──────── AVAILABLE RECORDS
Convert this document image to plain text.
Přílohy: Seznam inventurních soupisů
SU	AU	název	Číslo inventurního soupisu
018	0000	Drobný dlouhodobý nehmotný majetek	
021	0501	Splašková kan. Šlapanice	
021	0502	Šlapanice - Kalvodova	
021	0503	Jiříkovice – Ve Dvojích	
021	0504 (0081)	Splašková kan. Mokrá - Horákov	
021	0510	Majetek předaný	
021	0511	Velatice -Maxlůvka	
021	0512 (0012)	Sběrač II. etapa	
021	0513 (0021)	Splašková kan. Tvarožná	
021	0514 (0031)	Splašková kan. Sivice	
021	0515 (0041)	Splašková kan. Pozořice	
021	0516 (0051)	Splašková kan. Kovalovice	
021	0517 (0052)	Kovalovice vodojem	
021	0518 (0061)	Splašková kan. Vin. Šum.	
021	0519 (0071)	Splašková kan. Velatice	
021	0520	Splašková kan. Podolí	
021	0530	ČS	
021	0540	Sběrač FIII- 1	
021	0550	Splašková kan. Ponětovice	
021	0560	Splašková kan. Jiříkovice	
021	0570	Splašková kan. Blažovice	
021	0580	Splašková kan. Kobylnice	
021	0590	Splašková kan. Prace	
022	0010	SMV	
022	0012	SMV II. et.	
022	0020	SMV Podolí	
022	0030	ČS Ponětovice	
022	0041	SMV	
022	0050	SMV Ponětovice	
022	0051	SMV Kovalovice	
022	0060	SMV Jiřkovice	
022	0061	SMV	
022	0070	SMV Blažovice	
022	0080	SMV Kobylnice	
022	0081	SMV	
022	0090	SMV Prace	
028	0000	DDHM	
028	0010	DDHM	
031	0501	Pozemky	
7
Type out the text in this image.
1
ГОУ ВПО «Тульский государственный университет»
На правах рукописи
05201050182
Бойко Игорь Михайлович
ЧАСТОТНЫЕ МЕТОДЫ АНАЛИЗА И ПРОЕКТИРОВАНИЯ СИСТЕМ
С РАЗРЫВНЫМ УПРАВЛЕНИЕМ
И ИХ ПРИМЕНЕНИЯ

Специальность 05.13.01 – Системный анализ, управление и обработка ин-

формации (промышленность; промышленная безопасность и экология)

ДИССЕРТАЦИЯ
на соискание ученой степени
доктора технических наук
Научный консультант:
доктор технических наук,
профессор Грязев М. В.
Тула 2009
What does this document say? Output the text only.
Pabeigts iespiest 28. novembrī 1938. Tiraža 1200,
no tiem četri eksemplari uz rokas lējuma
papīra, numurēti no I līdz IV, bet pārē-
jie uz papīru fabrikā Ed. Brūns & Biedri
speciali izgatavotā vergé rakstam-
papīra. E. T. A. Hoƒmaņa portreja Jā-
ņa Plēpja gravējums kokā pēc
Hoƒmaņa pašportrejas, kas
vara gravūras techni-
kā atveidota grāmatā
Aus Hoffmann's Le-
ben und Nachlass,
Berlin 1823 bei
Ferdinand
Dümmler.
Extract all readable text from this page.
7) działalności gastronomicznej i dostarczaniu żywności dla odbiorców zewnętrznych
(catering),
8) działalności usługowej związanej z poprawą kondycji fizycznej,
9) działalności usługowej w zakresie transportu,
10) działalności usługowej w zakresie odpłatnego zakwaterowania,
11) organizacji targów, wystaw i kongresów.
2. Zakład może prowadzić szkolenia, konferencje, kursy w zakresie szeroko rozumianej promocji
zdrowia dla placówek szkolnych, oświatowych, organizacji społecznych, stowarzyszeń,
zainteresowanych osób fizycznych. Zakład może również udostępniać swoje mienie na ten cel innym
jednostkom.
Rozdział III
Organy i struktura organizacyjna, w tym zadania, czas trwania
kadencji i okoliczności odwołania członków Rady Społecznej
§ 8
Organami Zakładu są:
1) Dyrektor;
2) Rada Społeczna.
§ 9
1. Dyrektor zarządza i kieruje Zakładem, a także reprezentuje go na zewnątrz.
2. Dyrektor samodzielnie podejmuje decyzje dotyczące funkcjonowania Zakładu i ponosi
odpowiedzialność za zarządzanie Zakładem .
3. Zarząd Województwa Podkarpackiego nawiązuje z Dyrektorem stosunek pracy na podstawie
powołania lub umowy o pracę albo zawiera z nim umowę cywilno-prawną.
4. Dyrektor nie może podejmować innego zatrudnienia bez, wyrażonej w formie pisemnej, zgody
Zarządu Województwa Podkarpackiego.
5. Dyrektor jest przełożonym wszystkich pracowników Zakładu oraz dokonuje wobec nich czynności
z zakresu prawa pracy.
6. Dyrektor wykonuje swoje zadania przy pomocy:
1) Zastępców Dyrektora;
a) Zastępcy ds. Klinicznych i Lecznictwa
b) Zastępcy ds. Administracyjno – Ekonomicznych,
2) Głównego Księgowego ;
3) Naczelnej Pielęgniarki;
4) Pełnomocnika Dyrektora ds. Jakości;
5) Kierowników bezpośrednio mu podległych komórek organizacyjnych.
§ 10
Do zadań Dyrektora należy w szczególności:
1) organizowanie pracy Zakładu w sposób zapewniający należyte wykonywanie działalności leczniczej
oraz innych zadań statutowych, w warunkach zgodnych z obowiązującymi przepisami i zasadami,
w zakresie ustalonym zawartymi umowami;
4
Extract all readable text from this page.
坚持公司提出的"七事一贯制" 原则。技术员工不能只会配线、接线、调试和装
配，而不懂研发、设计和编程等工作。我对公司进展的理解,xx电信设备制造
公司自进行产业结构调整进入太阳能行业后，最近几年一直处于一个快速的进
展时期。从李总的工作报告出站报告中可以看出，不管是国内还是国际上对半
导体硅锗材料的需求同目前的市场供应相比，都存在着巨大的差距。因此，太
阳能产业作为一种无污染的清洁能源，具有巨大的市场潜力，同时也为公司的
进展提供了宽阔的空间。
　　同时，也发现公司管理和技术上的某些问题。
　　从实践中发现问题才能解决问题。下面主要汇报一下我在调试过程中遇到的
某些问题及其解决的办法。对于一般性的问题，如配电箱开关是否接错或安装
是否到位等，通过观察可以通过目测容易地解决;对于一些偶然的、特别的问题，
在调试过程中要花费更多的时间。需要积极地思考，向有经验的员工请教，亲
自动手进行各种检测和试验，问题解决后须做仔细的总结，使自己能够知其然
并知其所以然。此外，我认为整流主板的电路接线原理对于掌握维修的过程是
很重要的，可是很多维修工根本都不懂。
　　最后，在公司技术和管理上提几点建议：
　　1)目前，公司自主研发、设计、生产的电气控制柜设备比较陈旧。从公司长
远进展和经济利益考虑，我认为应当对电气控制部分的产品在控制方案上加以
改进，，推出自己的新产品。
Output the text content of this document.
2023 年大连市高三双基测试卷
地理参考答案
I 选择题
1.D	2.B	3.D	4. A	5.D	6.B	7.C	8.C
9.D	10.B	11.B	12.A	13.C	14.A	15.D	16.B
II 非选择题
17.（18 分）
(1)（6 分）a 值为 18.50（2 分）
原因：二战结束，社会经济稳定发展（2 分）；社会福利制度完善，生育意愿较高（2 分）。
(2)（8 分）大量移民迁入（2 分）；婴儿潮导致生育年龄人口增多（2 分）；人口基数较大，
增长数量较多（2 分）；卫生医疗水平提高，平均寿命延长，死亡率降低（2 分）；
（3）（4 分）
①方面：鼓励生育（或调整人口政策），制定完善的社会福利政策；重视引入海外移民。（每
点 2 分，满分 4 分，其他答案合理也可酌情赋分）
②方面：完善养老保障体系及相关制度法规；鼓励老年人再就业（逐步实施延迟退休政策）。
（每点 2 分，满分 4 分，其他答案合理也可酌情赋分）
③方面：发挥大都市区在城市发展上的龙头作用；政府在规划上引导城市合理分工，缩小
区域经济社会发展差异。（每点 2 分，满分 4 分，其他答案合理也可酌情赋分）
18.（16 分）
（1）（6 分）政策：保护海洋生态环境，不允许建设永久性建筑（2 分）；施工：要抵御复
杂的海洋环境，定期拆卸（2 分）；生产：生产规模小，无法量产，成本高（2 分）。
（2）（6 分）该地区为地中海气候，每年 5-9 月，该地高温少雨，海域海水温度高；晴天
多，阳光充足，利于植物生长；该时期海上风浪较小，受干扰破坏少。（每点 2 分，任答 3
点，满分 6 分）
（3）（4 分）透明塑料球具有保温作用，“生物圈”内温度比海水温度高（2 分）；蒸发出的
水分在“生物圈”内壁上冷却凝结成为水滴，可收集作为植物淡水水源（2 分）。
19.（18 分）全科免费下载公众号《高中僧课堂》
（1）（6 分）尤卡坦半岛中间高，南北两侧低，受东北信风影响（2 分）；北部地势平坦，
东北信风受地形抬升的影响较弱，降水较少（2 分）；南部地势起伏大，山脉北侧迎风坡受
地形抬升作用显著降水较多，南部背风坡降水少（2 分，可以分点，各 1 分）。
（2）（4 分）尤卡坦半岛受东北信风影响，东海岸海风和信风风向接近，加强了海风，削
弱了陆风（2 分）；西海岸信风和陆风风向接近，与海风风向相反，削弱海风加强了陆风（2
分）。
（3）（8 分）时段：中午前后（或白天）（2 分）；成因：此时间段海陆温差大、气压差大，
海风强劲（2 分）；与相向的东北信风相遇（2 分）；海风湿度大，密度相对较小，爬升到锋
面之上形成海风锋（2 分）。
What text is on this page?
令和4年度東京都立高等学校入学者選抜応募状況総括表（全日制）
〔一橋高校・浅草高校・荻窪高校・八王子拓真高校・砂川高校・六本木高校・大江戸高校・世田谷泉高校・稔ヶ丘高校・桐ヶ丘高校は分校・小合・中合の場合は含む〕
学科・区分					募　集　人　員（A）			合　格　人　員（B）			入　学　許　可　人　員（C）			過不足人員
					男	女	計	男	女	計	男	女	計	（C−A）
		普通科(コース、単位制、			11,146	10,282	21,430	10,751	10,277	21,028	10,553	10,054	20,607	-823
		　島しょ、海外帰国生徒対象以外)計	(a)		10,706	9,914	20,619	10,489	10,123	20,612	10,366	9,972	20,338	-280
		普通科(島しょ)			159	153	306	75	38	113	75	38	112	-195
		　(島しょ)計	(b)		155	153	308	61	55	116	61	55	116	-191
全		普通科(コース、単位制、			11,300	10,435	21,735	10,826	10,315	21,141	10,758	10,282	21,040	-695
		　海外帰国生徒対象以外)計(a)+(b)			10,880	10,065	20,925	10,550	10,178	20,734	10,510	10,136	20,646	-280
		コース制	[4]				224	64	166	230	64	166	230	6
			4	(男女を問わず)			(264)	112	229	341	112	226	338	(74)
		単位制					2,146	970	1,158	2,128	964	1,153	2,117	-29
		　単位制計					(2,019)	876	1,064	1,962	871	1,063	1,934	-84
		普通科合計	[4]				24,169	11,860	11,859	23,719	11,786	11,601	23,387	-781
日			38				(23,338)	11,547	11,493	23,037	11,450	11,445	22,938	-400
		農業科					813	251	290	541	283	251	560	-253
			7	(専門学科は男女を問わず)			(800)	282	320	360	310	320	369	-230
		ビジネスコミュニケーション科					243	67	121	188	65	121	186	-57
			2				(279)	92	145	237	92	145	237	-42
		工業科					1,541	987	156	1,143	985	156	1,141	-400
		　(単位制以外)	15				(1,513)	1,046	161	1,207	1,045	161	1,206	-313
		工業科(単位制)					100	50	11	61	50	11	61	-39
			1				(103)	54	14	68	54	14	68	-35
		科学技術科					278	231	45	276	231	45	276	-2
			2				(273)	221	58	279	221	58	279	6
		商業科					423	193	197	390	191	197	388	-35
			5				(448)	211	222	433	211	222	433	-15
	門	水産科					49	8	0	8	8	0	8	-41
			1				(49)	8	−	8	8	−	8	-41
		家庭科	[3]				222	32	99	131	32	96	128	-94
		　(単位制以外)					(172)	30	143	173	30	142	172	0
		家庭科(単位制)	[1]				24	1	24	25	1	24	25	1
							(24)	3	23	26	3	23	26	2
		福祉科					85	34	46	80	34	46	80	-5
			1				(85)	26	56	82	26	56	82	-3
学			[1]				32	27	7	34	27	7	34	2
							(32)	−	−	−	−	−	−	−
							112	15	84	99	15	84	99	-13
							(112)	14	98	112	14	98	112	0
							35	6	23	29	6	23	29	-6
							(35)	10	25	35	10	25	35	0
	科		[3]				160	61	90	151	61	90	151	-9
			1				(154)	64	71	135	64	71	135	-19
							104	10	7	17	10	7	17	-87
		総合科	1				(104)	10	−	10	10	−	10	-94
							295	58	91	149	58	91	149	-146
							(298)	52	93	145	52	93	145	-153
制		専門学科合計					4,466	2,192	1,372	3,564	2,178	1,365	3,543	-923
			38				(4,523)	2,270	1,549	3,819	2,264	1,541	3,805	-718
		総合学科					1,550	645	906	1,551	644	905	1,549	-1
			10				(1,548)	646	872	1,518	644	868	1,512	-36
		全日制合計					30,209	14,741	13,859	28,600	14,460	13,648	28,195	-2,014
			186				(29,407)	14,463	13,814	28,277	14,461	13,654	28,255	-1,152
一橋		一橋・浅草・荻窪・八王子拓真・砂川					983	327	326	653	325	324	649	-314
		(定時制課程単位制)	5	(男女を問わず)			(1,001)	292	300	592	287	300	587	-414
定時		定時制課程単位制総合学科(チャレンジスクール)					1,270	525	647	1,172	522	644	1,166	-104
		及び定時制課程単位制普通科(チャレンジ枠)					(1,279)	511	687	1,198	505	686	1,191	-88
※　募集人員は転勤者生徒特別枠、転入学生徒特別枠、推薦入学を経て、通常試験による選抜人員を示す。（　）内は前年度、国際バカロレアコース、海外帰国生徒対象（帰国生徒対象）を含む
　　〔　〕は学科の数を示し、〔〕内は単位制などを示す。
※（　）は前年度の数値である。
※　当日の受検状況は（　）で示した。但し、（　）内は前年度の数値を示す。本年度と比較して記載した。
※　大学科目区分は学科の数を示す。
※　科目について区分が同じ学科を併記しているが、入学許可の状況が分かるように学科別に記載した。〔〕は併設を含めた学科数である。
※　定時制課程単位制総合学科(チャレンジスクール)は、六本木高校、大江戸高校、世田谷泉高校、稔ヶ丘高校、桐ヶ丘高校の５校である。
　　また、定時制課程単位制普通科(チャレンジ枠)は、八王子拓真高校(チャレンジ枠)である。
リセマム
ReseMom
────────────────
§ WORK TO BE COMPLETED
Collect each line of the entries that has the word "organizacji", copying it in full.

§ THE ANSWER
11) organizacji targów, wystaw i kongresów.
zdrowia dla placówek szkolnych, oświatowych, organizacji społecznych, stowarzyszeń,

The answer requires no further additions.